- _What you are asked to do_
Compute how many lines in the entries below include the string "forward". Only the number is wanted.

________________

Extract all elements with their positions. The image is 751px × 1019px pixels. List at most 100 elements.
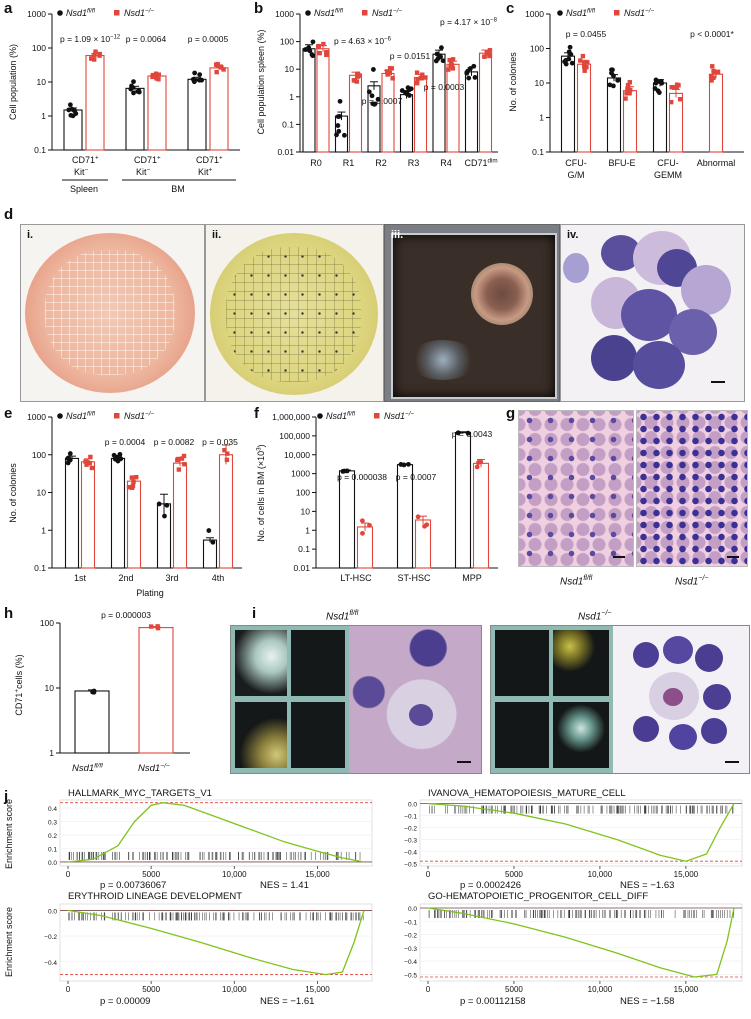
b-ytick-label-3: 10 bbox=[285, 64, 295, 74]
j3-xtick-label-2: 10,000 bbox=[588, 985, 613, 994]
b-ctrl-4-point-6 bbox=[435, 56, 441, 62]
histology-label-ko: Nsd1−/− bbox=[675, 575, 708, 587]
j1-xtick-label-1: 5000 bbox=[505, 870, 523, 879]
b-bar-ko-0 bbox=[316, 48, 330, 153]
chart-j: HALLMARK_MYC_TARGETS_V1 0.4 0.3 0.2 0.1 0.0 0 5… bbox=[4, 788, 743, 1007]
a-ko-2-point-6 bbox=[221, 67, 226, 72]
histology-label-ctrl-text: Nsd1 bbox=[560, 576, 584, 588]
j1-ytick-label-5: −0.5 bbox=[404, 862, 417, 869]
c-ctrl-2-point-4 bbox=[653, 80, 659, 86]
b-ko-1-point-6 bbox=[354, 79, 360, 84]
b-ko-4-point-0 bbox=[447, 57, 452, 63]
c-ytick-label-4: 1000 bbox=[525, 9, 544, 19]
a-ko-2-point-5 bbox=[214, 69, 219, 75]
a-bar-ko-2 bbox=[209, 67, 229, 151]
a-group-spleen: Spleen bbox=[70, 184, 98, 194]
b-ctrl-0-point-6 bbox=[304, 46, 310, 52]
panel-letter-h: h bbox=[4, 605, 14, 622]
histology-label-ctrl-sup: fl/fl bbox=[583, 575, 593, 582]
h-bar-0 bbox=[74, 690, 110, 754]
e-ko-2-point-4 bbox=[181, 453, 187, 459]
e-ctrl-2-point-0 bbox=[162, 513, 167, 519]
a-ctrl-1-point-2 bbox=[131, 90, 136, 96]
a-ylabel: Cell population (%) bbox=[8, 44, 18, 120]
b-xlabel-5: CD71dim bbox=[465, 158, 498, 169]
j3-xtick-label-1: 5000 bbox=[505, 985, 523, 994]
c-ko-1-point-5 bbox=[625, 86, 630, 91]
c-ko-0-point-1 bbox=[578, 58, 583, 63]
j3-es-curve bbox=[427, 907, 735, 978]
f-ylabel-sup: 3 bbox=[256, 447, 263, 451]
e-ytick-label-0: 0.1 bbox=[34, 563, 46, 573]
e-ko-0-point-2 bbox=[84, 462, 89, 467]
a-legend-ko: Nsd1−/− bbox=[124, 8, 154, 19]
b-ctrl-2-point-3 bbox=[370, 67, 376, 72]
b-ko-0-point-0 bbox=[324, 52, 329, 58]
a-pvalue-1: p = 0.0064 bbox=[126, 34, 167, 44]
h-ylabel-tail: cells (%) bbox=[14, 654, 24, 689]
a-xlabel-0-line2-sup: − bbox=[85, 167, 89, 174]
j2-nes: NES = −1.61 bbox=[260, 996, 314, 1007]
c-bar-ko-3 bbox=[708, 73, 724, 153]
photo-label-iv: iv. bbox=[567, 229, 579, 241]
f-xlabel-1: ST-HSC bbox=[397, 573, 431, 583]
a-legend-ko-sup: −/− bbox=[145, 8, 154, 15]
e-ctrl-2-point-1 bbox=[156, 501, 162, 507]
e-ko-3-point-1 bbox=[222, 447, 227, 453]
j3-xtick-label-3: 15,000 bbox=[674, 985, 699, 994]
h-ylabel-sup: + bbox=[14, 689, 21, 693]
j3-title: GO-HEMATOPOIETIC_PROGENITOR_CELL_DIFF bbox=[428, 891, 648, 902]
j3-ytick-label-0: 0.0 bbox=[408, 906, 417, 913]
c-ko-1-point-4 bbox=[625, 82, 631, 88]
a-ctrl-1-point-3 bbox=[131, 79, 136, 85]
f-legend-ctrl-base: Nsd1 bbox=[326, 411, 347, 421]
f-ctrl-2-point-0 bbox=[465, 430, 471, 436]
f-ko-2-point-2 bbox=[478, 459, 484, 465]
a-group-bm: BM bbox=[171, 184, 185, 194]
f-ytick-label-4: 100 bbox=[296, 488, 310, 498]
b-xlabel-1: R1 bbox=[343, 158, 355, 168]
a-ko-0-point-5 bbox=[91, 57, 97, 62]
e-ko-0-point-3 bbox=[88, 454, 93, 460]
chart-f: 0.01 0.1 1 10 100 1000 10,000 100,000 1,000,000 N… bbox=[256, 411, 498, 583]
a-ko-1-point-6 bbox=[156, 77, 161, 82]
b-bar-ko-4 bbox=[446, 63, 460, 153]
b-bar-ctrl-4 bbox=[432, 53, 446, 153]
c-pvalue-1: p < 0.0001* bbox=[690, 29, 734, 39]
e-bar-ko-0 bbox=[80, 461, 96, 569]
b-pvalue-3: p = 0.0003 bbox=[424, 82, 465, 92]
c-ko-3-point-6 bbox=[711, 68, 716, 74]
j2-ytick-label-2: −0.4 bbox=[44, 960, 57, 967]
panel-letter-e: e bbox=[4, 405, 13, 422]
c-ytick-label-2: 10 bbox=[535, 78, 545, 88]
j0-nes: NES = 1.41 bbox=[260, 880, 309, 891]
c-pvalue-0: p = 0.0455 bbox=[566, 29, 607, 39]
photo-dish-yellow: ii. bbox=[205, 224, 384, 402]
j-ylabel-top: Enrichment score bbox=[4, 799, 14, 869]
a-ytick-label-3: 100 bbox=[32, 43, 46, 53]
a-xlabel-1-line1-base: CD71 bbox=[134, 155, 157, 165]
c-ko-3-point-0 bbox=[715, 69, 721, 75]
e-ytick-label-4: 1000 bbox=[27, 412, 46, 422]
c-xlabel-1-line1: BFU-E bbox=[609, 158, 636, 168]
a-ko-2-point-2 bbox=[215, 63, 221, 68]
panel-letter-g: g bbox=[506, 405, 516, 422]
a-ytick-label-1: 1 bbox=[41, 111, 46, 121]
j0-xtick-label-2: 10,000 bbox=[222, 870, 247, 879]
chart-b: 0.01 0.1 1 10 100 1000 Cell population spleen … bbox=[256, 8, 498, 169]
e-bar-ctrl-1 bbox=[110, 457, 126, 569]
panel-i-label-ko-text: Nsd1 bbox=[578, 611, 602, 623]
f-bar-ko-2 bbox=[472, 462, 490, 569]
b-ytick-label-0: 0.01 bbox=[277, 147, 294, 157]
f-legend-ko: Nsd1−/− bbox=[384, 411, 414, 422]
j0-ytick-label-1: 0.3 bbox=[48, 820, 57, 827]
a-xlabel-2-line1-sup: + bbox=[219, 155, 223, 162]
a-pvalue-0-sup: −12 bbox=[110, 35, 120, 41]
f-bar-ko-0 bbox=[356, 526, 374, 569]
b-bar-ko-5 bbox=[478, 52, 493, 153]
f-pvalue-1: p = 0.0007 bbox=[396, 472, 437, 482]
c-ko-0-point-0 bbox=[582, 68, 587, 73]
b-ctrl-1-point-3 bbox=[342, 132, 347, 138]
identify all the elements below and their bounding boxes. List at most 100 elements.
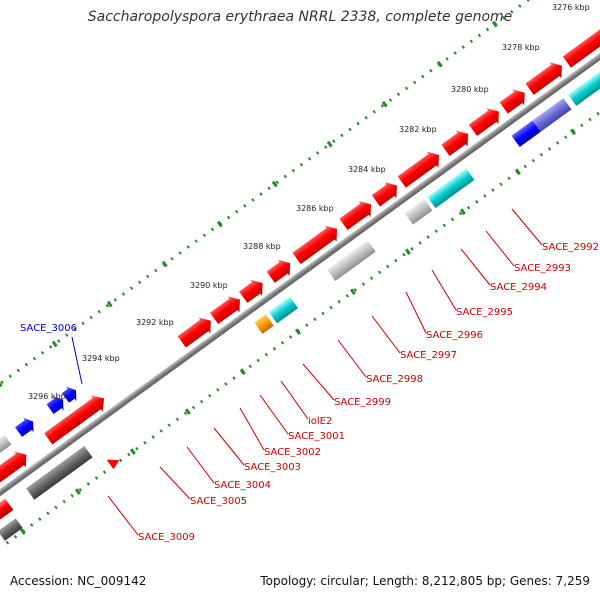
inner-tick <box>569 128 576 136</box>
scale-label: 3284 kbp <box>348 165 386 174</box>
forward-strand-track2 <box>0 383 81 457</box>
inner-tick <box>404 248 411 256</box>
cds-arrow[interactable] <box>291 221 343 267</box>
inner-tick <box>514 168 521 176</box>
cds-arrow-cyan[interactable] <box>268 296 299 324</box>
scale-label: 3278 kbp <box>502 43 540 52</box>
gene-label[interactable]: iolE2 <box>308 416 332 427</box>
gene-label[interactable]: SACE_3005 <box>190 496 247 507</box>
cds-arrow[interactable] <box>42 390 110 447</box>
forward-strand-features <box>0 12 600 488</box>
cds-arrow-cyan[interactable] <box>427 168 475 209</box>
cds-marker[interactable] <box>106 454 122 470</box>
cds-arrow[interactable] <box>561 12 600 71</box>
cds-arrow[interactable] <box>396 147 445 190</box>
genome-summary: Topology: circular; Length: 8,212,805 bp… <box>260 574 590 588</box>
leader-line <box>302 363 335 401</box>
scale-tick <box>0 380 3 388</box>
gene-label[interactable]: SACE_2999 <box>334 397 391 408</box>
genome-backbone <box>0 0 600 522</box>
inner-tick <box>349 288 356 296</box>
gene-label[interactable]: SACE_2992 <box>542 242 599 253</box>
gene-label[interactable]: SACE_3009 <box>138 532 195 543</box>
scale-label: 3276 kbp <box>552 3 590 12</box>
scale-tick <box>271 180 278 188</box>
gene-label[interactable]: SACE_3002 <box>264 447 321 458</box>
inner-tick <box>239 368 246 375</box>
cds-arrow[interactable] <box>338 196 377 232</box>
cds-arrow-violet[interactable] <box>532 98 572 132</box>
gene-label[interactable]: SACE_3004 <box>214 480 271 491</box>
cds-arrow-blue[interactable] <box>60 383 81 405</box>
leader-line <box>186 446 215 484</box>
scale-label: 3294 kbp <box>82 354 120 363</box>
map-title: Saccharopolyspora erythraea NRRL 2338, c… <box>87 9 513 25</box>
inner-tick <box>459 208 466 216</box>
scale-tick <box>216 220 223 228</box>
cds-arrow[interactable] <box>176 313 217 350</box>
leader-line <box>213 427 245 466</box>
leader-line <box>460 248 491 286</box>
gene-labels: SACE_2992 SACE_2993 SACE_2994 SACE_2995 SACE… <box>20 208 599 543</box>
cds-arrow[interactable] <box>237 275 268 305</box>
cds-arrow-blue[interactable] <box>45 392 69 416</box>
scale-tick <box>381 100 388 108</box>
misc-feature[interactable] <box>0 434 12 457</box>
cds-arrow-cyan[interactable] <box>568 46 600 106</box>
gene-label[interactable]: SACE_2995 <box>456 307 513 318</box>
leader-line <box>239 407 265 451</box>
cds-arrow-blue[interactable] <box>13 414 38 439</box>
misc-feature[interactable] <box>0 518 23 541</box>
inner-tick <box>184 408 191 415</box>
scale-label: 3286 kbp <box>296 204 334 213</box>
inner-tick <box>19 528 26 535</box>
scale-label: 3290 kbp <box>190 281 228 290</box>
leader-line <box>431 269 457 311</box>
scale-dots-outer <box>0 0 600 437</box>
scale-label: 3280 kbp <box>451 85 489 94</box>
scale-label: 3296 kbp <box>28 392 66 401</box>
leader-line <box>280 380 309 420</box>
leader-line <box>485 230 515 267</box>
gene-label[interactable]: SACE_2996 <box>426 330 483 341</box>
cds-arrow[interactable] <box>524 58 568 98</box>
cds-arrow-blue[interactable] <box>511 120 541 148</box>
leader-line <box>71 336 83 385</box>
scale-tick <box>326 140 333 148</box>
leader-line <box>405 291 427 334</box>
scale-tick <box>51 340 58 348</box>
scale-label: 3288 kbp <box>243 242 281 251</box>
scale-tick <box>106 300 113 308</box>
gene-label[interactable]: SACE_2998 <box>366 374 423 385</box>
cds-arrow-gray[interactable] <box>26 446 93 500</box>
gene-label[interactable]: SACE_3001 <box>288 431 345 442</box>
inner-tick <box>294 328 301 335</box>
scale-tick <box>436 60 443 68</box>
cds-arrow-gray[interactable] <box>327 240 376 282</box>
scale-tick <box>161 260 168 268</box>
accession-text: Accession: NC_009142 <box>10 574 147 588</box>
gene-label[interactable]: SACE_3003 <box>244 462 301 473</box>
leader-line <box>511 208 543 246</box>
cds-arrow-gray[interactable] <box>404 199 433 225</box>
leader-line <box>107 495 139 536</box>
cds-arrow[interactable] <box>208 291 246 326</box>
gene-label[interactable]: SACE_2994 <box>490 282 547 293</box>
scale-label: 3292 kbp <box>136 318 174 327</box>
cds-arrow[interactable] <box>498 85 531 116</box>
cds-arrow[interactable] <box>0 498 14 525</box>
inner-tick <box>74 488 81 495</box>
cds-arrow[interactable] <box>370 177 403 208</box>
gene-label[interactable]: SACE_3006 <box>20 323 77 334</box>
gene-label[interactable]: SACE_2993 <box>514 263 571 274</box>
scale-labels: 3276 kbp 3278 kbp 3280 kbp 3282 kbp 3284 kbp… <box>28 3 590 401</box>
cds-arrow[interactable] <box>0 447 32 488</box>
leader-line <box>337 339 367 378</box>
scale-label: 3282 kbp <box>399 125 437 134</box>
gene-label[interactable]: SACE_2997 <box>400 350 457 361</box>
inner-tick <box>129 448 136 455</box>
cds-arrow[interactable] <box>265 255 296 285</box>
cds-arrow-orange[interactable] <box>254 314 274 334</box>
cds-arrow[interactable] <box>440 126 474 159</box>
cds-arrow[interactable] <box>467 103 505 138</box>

________________

- _Answer to this exercise_
2